**Written instruction**
Below are some records. Count the lines with "Close" in them and give nothing but the total.

**Material for this exercise**

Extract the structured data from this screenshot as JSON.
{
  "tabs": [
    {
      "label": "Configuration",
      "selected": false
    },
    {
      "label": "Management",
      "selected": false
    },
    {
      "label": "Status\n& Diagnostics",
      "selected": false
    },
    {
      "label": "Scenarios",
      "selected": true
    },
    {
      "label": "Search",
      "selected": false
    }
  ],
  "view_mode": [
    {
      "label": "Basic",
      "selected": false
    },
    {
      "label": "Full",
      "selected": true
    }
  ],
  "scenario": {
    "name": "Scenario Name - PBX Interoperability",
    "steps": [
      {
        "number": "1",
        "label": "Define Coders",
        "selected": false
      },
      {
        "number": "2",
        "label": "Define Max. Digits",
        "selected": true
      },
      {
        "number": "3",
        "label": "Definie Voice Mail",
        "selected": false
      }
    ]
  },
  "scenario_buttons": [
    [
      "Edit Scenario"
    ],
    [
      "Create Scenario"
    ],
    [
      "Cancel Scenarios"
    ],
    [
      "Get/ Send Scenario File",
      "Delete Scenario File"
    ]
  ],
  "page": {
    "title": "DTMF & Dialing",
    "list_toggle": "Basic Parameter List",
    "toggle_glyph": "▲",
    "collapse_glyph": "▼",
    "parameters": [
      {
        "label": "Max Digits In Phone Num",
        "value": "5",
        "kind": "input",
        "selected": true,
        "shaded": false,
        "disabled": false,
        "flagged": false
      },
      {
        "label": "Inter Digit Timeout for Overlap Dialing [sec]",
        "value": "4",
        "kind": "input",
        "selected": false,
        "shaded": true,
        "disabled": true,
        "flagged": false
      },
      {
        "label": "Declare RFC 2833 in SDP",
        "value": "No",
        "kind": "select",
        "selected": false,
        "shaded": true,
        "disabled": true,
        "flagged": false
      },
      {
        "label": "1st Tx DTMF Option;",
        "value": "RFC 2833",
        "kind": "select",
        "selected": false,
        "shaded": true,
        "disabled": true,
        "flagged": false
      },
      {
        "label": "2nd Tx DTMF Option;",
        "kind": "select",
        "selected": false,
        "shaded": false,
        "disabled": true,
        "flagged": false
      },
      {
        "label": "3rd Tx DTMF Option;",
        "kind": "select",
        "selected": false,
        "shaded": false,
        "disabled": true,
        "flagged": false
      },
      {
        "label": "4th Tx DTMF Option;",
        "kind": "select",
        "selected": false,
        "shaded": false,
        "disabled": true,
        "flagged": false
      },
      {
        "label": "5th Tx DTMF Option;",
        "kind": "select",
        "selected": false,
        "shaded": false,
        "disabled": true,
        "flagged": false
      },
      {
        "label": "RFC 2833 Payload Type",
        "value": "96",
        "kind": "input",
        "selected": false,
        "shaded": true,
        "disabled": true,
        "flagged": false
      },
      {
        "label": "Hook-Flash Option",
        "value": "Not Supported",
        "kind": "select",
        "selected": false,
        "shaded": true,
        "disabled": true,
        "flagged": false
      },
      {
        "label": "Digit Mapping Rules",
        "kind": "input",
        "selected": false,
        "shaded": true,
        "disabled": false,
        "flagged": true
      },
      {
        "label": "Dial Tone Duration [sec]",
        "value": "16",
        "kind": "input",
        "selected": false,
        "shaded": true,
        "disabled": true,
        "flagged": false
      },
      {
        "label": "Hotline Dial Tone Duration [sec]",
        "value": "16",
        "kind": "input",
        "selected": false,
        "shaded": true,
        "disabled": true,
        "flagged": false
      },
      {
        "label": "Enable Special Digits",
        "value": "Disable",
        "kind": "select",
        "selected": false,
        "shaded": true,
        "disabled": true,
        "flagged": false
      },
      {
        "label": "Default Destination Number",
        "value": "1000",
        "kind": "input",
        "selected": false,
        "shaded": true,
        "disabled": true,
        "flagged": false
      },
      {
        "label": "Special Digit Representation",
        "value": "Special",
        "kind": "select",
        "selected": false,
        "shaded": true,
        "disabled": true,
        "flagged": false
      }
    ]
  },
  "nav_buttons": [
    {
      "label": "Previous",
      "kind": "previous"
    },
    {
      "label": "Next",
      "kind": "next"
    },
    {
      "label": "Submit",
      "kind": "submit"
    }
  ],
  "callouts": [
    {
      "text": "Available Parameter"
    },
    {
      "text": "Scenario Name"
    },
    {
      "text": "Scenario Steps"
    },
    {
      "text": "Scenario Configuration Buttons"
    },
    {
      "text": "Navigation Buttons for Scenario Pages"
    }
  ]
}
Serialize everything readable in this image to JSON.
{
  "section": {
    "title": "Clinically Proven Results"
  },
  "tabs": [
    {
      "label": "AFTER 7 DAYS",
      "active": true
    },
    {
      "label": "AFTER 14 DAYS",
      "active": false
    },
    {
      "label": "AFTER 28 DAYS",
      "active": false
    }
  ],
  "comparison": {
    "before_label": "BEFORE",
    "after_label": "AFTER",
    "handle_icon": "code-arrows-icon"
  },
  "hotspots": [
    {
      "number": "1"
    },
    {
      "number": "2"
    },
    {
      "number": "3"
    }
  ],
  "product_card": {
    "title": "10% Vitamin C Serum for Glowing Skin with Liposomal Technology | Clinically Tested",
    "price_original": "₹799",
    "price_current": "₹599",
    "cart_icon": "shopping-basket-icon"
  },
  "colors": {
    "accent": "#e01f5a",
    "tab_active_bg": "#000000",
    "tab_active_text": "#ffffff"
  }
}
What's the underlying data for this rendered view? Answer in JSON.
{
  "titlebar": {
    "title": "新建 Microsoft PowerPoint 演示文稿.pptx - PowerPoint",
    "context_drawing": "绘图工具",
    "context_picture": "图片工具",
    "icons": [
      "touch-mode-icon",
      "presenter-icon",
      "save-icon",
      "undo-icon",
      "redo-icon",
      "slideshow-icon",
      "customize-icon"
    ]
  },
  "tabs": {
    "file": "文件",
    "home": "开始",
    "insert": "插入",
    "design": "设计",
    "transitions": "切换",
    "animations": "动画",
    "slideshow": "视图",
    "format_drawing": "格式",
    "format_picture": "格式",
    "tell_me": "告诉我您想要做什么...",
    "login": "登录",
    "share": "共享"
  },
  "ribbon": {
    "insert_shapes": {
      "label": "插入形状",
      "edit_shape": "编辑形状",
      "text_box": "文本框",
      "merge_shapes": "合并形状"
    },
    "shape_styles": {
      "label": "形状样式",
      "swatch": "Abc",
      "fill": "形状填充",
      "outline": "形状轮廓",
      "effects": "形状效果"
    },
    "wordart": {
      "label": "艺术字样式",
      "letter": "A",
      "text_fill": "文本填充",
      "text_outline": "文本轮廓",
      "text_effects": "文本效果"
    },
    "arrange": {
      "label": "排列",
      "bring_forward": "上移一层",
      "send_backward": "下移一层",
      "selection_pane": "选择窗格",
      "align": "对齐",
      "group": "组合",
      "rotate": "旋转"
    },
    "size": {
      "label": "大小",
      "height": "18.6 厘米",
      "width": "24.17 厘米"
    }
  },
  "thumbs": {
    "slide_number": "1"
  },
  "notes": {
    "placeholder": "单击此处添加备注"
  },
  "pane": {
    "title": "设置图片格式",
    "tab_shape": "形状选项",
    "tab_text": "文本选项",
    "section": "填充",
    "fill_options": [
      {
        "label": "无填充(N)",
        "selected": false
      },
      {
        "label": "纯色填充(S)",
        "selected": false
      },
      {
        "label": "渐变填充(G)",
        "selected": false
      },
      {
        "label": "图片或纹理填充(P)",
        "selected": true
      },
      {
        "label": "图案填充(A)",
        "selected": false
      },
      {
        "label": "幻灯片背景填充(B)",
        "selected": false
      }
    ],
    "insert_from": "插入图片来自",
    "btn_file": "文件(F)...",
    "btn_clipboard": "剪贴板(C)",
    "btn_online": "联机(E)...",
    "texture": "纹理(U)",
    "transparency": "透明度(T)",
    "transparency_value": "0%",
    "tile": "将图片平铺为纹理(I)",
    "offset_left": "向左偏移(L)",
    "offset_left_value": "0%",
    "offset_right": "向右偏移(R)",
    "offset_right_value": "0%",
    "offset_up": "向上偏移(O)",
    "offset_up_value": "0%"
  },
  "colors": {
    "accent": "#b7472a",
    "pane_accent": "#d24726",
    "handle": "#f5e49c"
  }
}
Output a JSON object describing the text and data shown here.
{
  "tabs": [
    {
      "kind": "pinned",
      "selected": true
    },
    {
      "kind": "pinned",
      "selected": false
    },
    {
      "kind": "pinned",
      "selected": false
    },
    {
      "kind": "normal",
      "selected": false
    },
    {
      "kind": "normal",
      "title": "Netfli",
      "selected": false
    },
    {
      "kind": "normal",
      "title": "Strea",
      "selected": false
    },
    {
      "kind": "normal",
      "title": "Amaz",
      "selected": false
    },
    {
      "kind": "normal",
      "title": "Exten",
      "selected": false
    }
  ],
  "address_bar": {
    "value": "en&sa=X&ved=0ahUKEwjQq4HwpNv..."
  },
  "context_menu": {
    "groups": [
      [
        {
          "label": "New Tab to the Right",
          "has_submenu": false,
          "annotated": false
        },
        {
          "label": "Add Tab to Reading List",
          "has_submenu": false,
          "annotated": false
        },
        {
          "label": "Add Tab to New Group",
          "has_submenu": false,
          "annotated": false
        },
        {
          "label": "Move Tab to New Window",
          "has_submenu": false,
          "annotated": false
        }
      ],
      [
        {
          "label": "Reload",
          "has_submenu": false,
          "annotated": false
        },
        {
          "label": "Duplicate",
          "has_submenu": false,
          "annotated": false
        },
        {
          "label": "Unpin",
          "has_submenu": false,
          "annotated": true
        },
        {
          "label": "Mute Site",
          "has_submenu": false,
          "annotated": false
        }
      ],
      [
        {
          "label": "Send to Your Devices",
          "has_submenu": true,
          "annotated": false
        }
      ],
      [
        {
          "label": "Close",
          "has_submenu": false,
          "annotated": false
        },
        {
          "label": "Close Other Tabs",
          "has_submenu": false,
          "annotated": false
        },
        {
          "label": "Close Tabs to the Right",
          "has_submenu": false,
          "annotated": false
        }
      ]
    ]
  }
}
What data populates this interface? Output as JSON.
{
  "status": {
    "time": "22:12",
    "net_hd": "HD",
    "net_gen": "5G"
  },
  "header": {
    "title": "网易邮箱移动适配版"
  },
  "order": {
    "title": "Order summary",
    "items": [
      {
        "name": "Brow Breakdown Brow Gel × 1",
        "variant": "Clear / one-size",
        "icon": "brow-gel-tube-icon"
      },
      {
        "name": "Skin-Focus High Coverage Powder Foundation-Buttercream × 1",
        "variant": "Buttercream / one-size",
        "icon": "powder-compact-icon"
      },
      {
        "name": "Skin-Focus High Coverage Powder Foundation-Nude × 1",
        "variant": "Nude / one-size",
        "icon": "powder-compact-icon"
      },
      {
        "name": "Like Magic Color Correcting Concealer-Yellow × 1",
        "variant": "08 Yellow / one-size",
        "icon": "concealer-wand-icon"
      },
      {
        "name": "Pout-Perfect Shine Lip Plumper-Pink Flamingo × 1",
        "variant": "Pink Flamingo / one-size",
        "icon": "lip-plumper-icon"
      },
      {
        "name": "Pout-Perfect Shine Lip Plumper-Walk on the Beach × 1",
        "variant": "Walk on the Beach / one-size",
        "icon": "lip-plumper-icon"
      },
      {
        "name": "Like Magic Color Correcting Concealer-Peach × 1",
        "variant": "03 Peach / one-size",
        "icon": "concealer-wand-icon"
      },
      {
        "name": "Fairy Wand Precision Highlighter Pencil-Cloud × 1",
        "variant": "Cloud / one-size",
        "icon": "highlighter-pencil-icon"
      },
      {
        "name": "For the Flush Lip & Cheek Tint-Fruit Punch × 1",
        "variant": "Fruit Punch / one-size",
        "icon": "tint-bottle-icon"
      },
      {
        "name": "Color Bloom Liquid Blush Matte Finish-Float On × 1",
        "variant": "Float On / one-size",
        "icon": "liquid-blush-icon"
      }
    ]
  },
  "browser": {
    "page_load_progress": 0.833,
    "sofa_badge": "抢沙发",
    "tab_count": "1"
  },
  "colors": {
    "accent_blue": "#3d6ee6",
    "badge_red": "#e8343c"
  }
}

**Result for this task**
3